## start Records supplied

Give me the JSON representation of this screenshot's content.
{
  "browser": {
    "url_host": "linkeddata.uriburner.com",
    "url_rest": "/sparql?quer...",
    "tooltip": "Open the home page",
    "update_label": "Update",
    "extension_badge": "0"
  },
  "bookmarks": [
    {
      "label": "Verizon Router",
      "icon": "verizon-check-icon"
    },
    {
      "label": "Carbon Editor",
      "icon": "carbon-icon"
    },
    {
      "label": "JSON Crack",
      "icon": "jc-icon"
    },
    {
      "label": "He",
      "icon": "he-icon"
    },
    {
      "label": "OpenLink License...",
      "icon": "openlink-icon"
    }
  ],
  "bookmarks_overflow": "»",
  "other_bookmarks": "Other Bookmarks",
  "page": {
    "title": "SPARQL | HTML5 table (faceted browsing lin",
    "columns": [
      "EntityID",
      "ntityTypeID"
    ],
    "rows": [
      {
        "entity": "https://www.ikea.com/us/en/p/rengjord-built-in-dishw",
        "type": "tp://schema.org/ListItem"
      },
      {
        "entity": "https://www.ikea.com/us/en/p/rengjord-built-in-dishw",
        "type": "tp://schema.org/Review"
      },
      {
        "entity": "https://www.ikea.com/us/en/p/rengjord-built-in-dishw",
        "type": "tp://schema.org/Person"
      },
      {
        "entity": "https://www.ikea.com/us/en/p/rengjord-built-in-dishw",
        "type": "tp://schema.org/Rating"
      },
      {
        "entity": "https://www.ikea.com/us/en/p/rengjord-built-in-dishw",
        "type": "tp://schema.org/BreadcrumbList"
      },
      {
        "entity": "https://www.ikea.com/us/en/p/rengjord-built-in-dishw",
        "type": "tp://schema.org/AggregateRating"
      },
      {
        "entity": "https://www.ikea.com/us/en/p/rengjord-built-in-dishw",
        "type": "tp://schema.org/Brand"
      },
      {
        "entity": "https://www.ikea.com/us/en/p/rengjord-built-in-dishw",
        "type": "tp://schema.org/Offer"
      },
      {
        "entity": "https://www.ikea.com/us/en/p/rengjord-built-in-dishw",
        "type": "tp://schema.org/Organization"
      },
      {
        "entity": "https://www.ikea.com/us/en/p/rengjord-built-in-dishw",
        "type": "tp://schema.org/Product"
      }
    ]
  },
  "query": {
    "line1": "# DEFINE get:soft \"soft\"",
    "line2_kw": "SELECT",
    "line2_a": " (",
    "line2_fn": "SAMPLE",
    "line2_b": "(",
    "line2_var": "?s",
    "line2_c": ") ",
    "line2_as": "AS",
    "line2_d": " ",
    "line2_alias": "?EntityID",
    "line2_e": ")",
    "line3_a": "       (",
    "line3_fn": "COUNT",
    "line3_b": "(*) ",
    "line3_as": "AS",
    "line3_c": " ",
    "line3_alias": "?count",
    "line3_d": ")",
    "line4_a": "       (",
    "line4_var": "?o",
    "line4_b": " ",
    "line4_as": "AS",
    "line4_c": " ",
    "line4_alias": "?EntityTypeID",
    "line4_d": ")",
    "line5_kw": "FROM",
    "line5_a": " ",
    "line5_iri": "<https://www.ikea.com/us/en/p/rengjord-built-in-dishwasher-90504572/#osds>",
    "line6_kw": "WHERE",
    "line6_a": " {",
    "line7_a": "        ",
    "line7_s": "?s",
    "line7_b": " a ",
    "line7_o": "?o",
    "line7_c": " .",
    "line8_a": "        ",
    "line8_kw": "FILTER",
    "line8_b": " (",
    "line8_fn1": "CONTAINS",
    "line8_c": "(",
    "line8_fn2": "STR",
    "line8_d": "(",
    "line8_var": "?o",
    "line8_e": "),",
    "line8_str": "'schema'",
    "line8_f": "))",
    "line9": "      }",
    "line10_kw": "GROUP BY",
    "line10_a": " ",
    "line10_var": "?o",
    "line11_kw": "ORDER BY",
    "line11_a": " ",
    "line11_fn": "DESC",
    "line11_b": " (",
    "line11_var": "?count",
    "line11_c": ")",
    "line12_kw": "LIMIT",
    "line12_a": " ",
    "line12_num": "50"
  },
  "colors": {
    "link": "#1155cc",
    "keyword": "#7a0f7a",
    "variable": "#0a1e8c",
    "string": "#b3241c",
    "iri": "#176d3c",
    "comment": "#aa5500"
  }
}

## end Records supplied

▸ **What you should do**
Make an exact copy of the data above.

▸ **The answer**
Give me the JSON representation of this screenshot's content.
{
  "browser": {
    "url_host": "linkeddata.uriburner.com",
    "url_rest": "/sparql?quer...",
    "tooltip": "Open the home page",
    "update_label": "Update",
    "extension_badge": "0"
  },
  "bookmarks": [
    {
      "label": "Verizon Router",
      "icon": "verizon-check-icon"
    },
    {
      "label": "Carbon Editor",
      "icon": "carbon-icon"
    },
    {
      "label": "JSON Crack",
      "icon": "jc-icon"
    },
    {
      "label": "He",
      "icon": "he-icon"
    },
    {
      "label": "OpenLink License...",
      "icon": "openlink-icon"
    }
  ],
  "bookmarks_overflow": "»",
  "other_bookmarks": "Other Bookmarks",
  "page": {
    "title": "SPARQL | HTML5 table (faceted browsing lin",
    "columns": [
      "EntityID",
      "ntityTypeID"
    ],
    "rows": [
      {
        "entity": "https://www.ikea.com/us/en/p/rengjord-built-in-dishw",
        "type": "tp://schema.org/ListItem"
      },
      {
        "entity": "https://www.ikea.com/us/en/p/rengjord-built-in-dishw",
        "type": "tp://schema.org/Review"
      },
      {
        "entity": "https://www.ikea.com/us/en/p/rengjord-built-in-dishw",
        "type": "tp://schema.org/Person"
      },
      {
        "entity": "https://www.ikea.com/us/en/p/rengjord-built-in-dishw",
        "type": "tp://schema.org/Rating"
      },
      {
        "entity": "https://www.ikea.com/us/en/p/rengjord-built-in-dishw",
        "type": "tp://schema.org/BreadcrumbList"
      },
      {
        "entity": "https://www.ikea.com/us/en/p/rengjord-built-in-dishw",
        "type": "tp://schema.org/AggregateRating"
      },
      {
        "entity": "https://www.ikea.com/us/en/p/rengjord-built-in-dishw",
        "type": "tp://schema.org/Brand"
      },
      {
        "entity": "https://www.ikea.com/us/en/p/rengjord-built-in-dishw",
        "type": "tp://schema.org/Offer"
      },
      {
        "entity": "https://www.ikea.com/us/en/p/rengjord-built-in-dishw",
        "type": "tp://schema.org/Organization"
      },
      {
        "entity": "https://www.ikea.com/us/en/p/rengjord-built-in-dishw",
        "type": "tp://schema.org/Product"
      }
    ]
  },
  "query": {
    "line1": "# DEFINE get:soft \"soft\"",
    "line2_kw": "SELECT",
    "line2_a": " (",
    "line2_fn": "SAMPLE",
    "line2_b": "(",
    "line2_var": "?s",
    "line2_c": ") ",
    "line2_as": "AS",
    "line2_d": " ",
    "line2_alias": "?EntityID",
    "line2_e": ")",
    "line3_a": "       (",
    "line3_fn": "COUNT",
    "line3_b": "(*) ",
    "line3_as": "AS",
    "line3_c": " ",
    "line3_alias": "?count",
    "line3_d": ")",
    "line4_a": "       (",
    "line4_var": "?o",
    "line4_b": " ",
    "line4_as": "AS",
    "line4_c": " ",
    "line4_alias": "?EntityTypeID",
    "line4_d": ")",
    "line5_kw": "FROM",
    "line5_a": " ",
    "line5_iri": "<https://www.ikea.com/us/en/p/rengjord-built-in-dishwasher-90504572/#osds>",
    "line6_kw": "WHERE",
    "line6_a": " {",
    "line7_a": "        ",
    "line7_s": "?s",
    "line7_b": " a ",
    "line7_o": "?o",
    "line7_c": " .",
    "line8_a": "        ",
    "line8_kw": "FILTER",
    "line8_b": " (",
    "line8_fn1": "CONTAINS",
    "line8_c": "(",
    "line8_fn2": "STR",
    "line8_d": "(",
    "line8_var": "?o",
    "line8_e": "),",
    "line8_str": "'schema'",
    "line8_f": "))",
    "line9": "      }",
    "line10_kw": "GROUP BY",
    "line10_a": " ",
    "line10_var": "?o",
    "line11_kw": "ORDER BY",
    "line11_a": " ",
    "line11_fn": "DESC",
    "line11_b": " (",
    "line11_var": "?count",
    "line11_c": ")",
    "line12_kw": "LIMIT",
    "line12_a": " ",
    "line12_num": "50"
  },
  "colors": {
    "link": "#1155cc",
    "keyword": "#7a0f7a",
    "variable": "#0a1e8c",
    "string": "#b3241c",
    "iri": "#176d3c",
    "comment": "#aa5500"
  }
}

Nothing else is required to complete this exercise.